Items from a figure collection

+++

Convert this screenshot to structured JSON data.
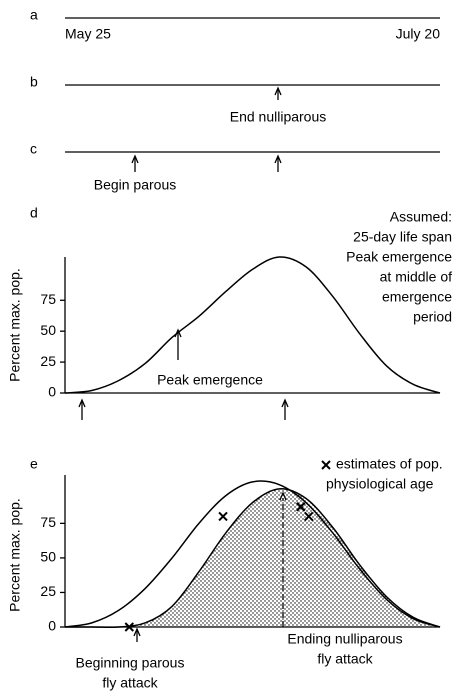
{
  "panels": {
    "a": {
      "label": "a",
      "start": "May 25",
      "end": "July 20"
    },
    "b": {
      "label": "b",
      "annotation": "End nulliparous"
    },
    "c": {
      "label": "c",
      "annotation": "Begin parous"
    }
  },
  "chart_data": [
    {
      "type": "line",
      "label": "d",
      "ylabel": "Percent max. pop.",
      "ylim": [
        0,
        110
      ],
      "yticks": [
        0,
        25,
        50,
        75
      ],
      "series": [
        {
          "color": "#000000",
          "values": [
            0,
            2,
            10,
            24,
            45,
            62,
            82,
            100,
            110,
            102,
            78,
            48,
            22,
            7,
            0
          ]
        }
      ],
      "annotation": "Peak emergence",
      "note": [
        "Assumed:",
        "25-day life span",
        "Peak emergence",
        "at middle of",
        "emergence",
        "period"
      ]
    },
    {
      "type": "line",
      "label": "e",
      "ylabel": "Percent max. pop.",
      "ylim": [
        0,
        110
      ],
      "yticks": [
        0,
        25,
        50,
        75
      ],
      "series": [
        {
          "color": "#000000",
          "values": [
            0,
            3,
            12,
            28,
            50,
            75,
            95,
            105,
            103,
            90,
            68,
            42,
            20,
            6,
            0
          ]
        },
        {
          "color": "#000000",
          "shaded": true,
          "values": [
            0,
            0,
            0,
            3,
            15,
            40,
            68,
            90,
            100,
            93,
            72,
            45,
            22,
            7,
            0
          ]
        }
      ],
      "markers": {
        "x": [
          2.4,
          5.9,
          8.8,
          9.1
        ],
        "values": [
          0,
          80,
          87,
          80
        ]
      },
      "legend": [
        "estimates of pop.",
        "physiological age"
      ],
      "annotation_left": [
        "Beginning parous",
        "fly attack"
      ],
      "annotation_right": [
        "Ending nulliparous",
        "fly attack"
      ]
    }
  ]
}
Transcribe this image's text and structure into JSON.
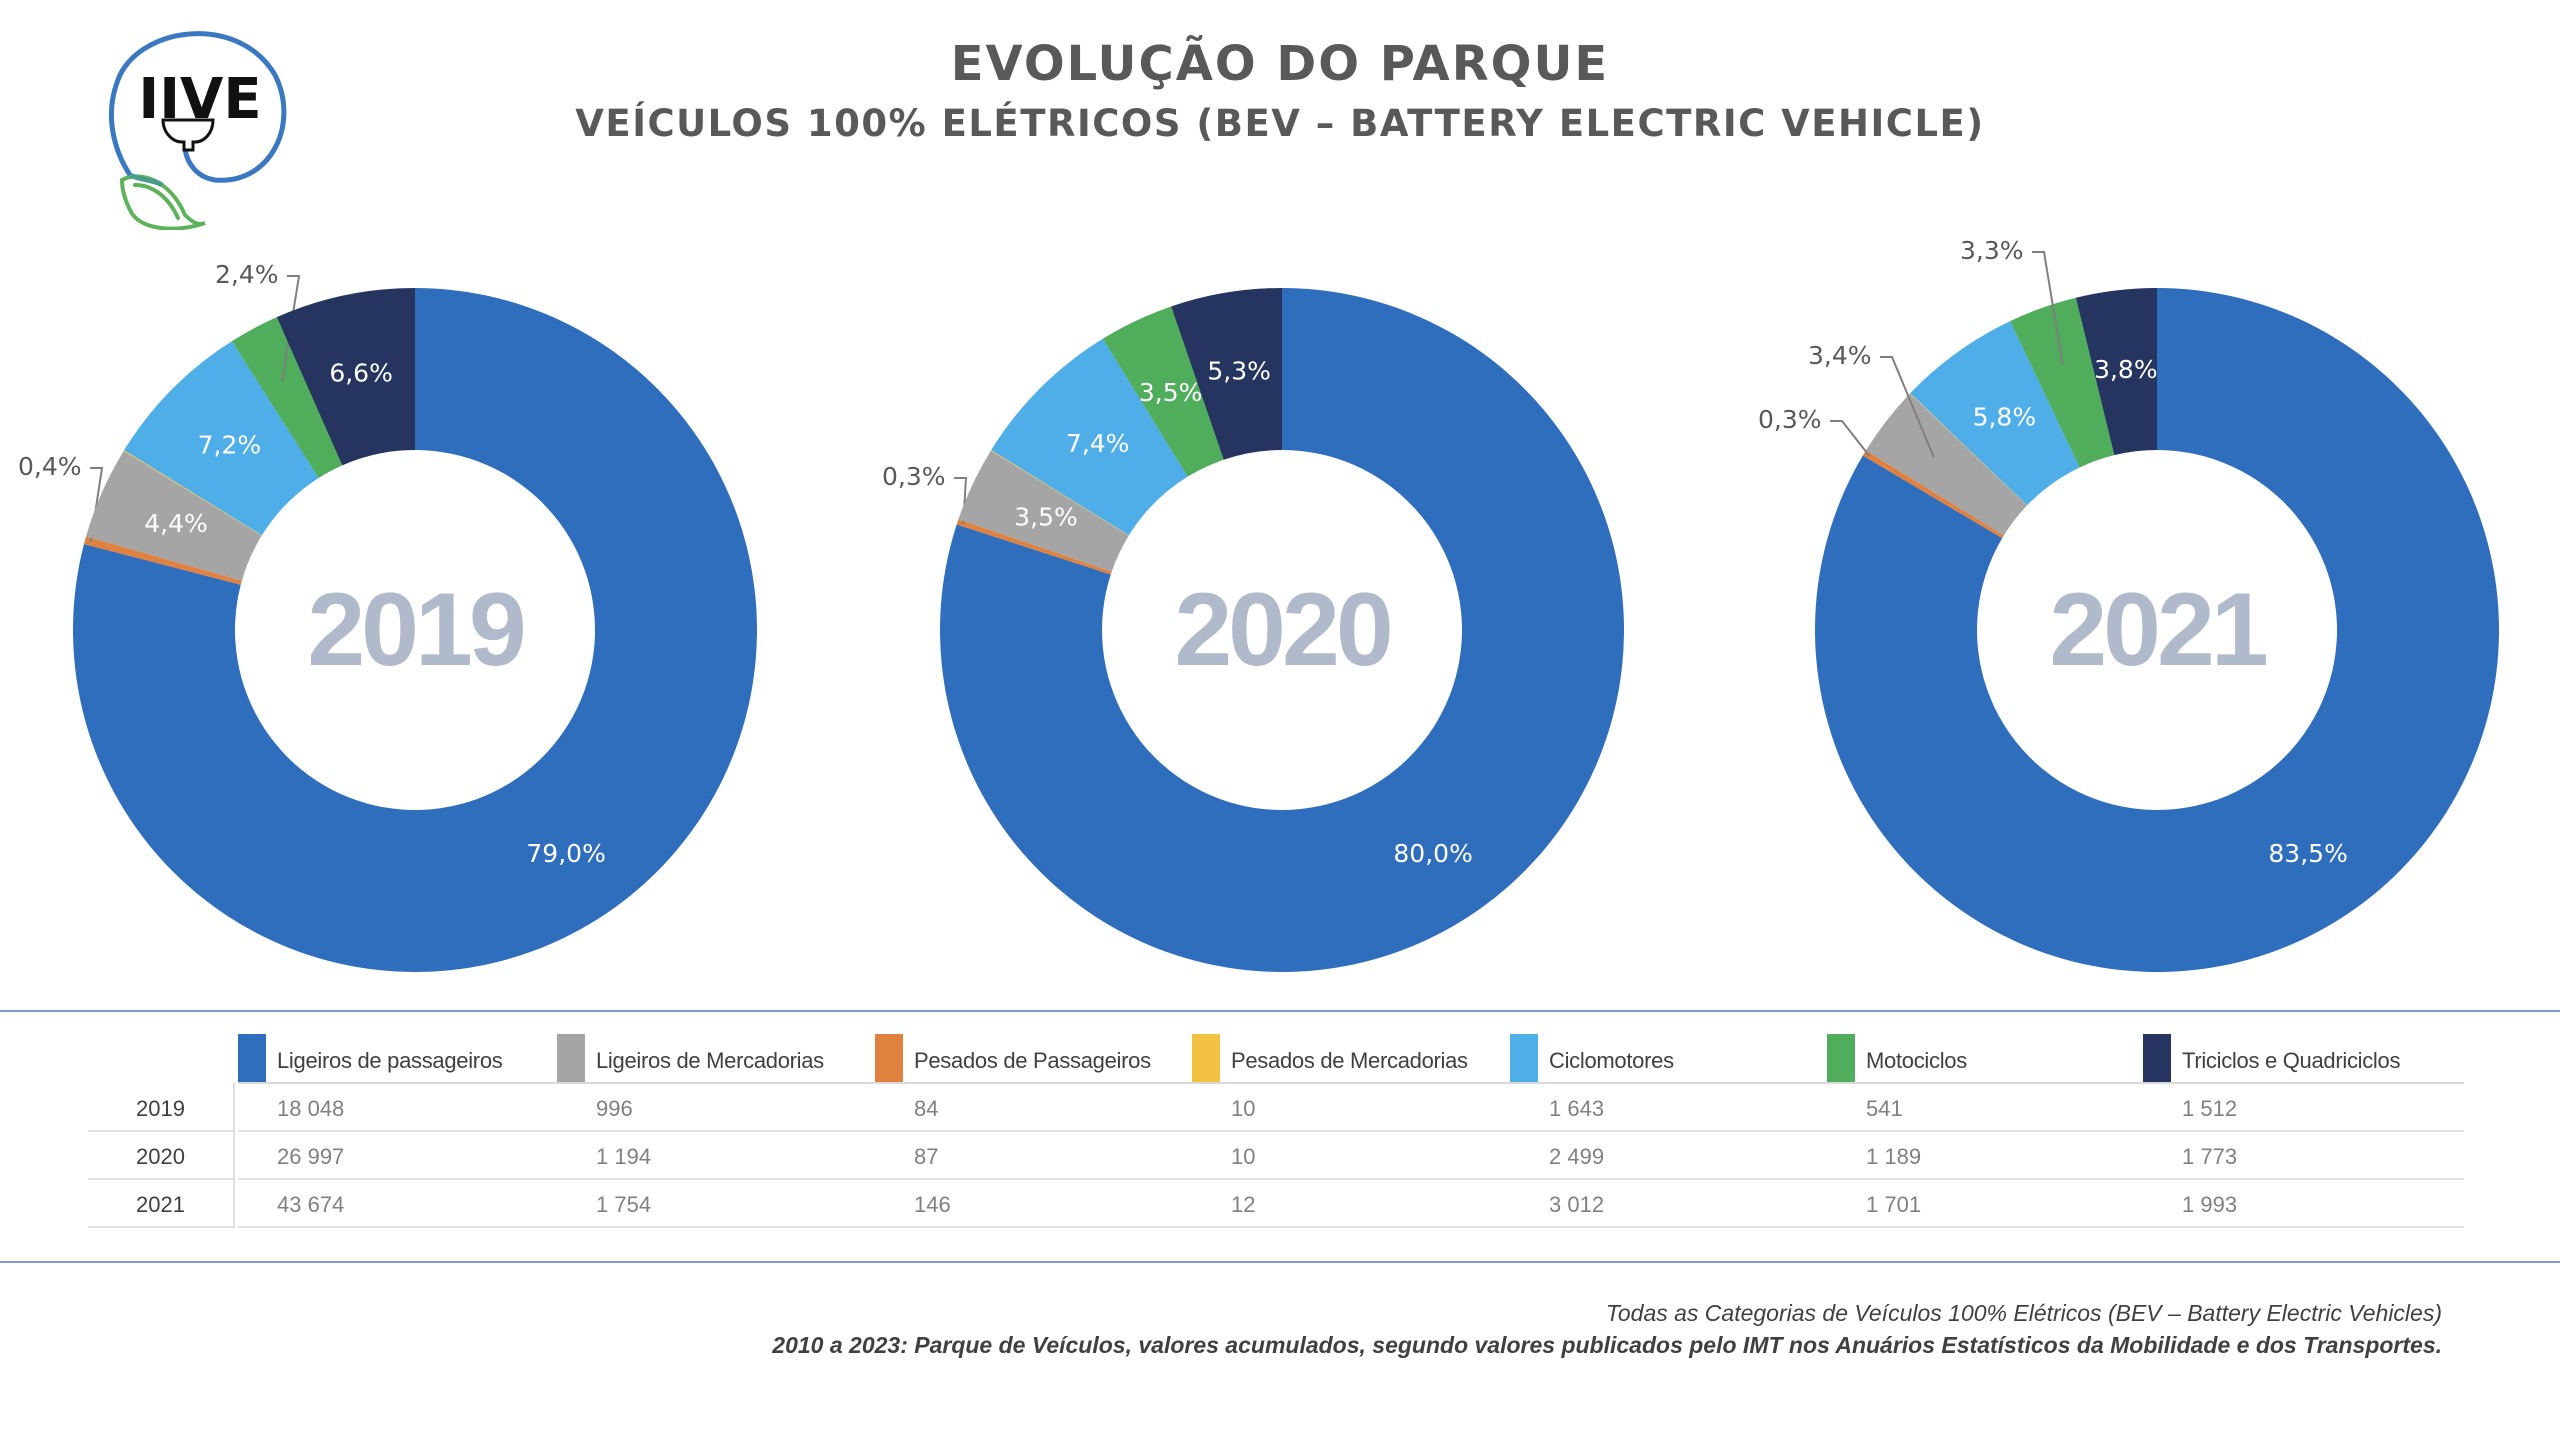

+++

* [Set exercise]: Extract from the material all lines containing the string "JSON".

* [Correct output]:
Convert this screenshot to structured JSON data.
Transcribe this image's text and structure into JSON.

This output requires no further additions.